_INSTRUCTION_.
Drop all images and give the records again exactly.

*-*-*

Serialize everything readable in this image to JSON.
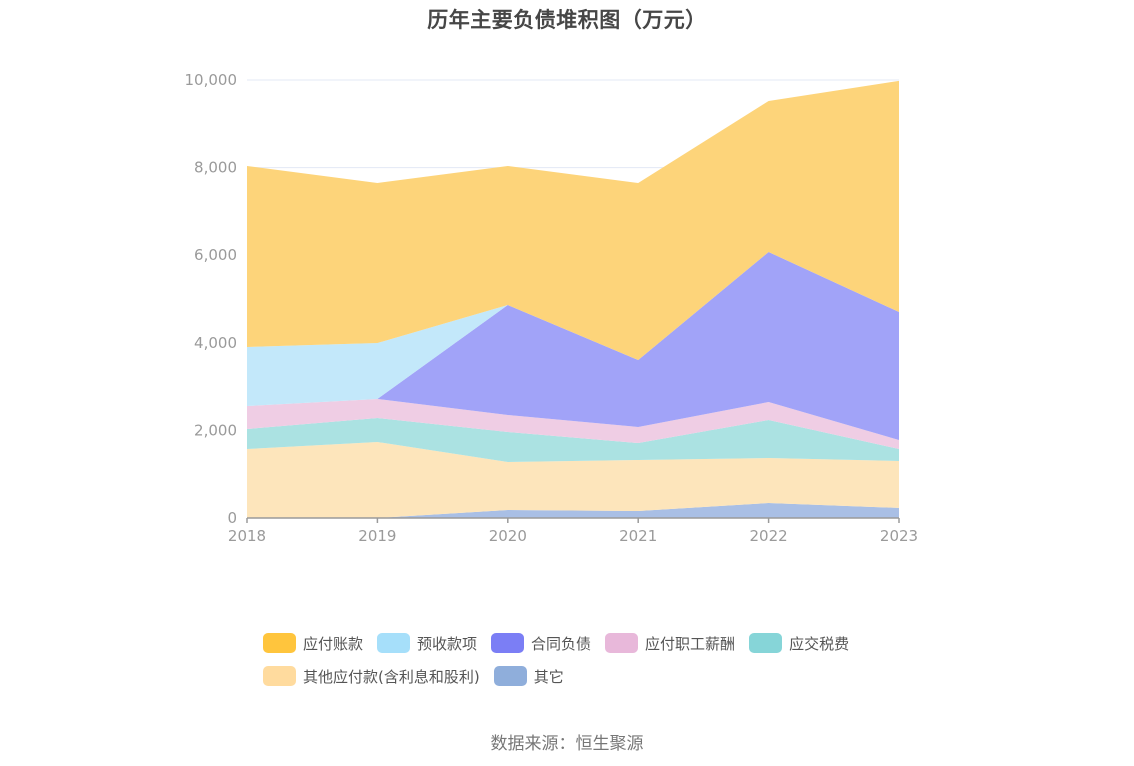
{
  "title": "历年主要负债堆积图（万元）",
  "source": "数据来源：恒生聚源",
  "legend": {
    "row1": [
      {
        "label": "应付账款",
        "color": "#FFC53D"
      },
      {
        "label": "预收款项",
        "color": "#A6DFFA"
      },
      {
        "label": "合同负债",
        "color": "#7B7EF5"
      },
      {
        "label": "应付职工薪酬",
        "color": "#E8B8DA"
      },
      {
        "label": "应交税费",
        "color": "#86D5D8"
      }
    ],
    "row2": [
      {
        "label": "其他应付款(含利息和股利)",
        "color": "#FFDB9E"
      },
      {
        "label": "其它",
        "color": "#8FAEDB"
      }
    ]
  },
  "chart_data": {
    "type": "area",
    "stacked": true,
    "title": "历年主要负债堆积图（万元）",
    "xlabel": "",
    "ylabel": "",
    "categories": [
      "2018",
      "2019",
      "2020",
      "2021",
      "2022",
      "2023"
    ],
    "ylim": [
      0,
      10000
    ],
    "yticks": [
      0,
      2000,
      4000,
      6000,
      8000,
      10000
    ],
    "ytick_labels": [
      "0",
      "2,000",
      "4,000",
      "6,000",
      "8,000",
      "10,000"
    ],
    "grid": true,
    "legend_position": "bottom",
    "series": [
      {
        "name": "其它",
        "color": "#8FAEDB",
        "fill": "#A9BFE5",
        "values": [
          0,
          0,
          183,
          160,
          342,
          230
        ]
      },
      {
        "name": "其他应付款(含利息和股利)",
        "color": "#FFDB9E",
        "fill": "#FDE5BB",
        "values": [
          1575,
          1735,
          1096,
          1164,
          1028,
          1071
        ]
      },
      {
        "name": "应交税费",
        "color": "#86D5D8",
        "fill": "#ABE2E2",
        "values": [
          457,
          548,
          684,
          388,
          867,
          274
        ]
      },
      {
        "name": "应付职工薪酬",
        "color": "#E8B8DA",
        "fill": "#EFCDE4",
        "values": [
          525,
          434,
          389,
          366,
          411,
          206
        ]
      },
      {
        "name": "合同负债",
        "color": "#7B7EF5",
        "fill": "#A1A3F8",
        "values": [
          0,
          0,
          2511,
          1529,
          3425,
          2922
        ]
      },
      {
        "name": "预收款项",
        "color": "#A6DFFA",
        "fill": "#C3E8FA",
        "values": [
          1347,
          1278,
          0,
          0,
          0,
          0
        ]
      },
      {
        "name": "应付账款",
        "color": "#FFC53D",
        "fill": "#FDD47A",
        "values": [
          4133,
          3653,
          3174,
          4041,
          3448,
          5277
        ]
      }
    ]
  }
}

*-*-*

_ANSWER TO THE EXERCISE_.
Serialize everything readable in this image to JSON.
{
  "title": "历年主要负债堆积图（万元）",
  "source": "数据来源：恒生聚源",
  "legend": {
    "row1": [
      {
        "label": "应付账款",
        "color": "#FFC53D"
      },
      {
        "label": "预收款项",
        "color": "#A6DFFA"
      },
      {
        "label": "合同负债",
        "color": "#7B7EF5"
      },
      {
        "label": "应付职工薪酬",
        "color": "#E8B8DA"
      },
      {
        "label": "应交税费",
        "color": "#86D5D8"
      }
    ],
    "row2": [
      {
        "label": "其他应付款(含利息和股利)",
        "color": "#FFDB9E"
      },
      {
        "label": "其它",
        "color": "#8FAEDB"
      }
    ]
  },
  "chart_data": {
    "type": "area",
    "stacked": true,
    "title": "历年主要负债堆积图（万元）",
    "xlabel": "",
    "ylabel": "",
    "categories": [
      "2018",
      "2019",
      "2020",
      "2021",
      "2022",
      "2023"
    ],
    "ylim": [
      0,
      10000
    ],
    "yticks": [
      0,
      2000,
      4000,
      6000,
      8000,
      10000
    ],
    "ytick_labels": [
      "0",
      "2,000",
      "4,000",
      "6,000",
      "8,000",
      "10,000"
    ],
    "grid": true,
    "legend_position": "bottom",
    "series": [
      {
        "name": "其它",
        "color": "#8FAEDB",
        "fill": "#A9BFE5",
        "values": [
          0,
          0,
          183,
          160,
          342,
          230
        ]
      },
      {
        "name": "其他应付款(含利息和股利)",
        "color": "#FFDB9E",
        "fill": "#FDE5BB",
        "values": [
          1575,
          1735,
          1096,
          1164,
          1028,
          1071
        ]
      },
      {
        "name": "应交税费",
        "color": "#86D5D8",
        "fill": "#ABE2E2",
        "values": [
          457,
          548,
          684,
          388,
          867,
          274
        ]
      },
      {
        "name": "应付职工薪酬",
        "color": "#E8B8DA",
        "fill": "#EFCDE4",
        "values": [
          525,
          434,
          389,
          366,
          411,
          206
        ]
      },
      {
        "name": "合同负债",
        "color": "#7B7EF5",
        "fill": "#A1A3F8",
        "values": [
          0,
          0,
          2511,
          1529,
          3425,
          2922
        ]
      },
      {
        "name": "预收款项",
        "color": "#A6DFFA",
        "fill": "#C3E8FA",
        "values": [
          1347,
          1278,
          0,
          0,
          0,
          0
        ]
      },
      {
        "name": "应付账款",
        "color": "#FFC53D",
        "fill": "#FDD47A",
        "values": [
          4133,
          3653,
          3174,
          4041,
          3448,
          5277
        ]
      }
    ]
  }
}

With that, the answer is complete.